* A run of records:
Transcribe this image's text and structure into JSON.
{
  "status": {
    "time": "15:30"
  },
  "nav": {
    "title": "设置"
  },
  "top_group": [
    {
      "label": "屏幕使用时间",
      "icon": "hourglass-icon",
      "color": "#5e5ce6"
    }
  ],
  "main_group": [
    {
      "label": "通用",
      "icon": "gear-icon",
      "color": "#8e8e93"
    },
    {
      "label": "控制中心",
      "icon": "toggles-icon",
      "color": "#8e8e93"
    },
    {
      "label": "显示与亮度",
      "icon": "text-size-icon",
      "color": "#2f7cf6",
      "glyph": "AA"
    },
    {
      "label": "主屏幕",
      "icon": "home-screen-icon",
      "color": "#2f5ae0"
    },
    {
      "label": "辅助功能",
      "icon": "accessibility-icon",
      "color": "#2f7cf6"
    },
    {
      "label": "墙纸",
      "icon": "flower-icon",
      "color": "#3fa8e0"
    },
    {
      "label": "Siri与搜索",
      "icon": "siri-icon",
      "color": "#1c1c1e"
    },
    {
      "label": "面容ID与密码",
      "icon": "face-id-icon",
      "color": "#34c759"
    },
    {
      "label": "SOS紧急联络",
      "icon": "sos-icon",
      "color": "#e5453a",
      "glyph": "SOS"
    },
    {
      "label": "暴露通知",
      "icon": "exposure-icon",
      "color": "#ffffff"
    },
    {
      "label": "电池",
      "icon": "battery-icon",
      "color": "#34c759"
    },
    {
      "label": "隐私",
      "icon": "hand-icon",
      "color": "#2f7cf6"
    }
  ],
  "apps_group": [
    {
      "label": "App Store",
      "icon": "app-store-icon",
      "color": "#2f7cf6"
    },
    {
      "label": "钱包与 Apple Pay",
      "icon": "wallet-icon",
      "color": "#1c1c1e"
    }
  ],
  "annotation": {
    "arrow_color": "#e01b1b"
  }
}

* CHALLENGE:
Gather up the lines containing the word "text" from these records and copy them.

* EXPECTED ANSWER:
Transcribe this image's text and structure into JSON.
      "icon": "text-size-icon",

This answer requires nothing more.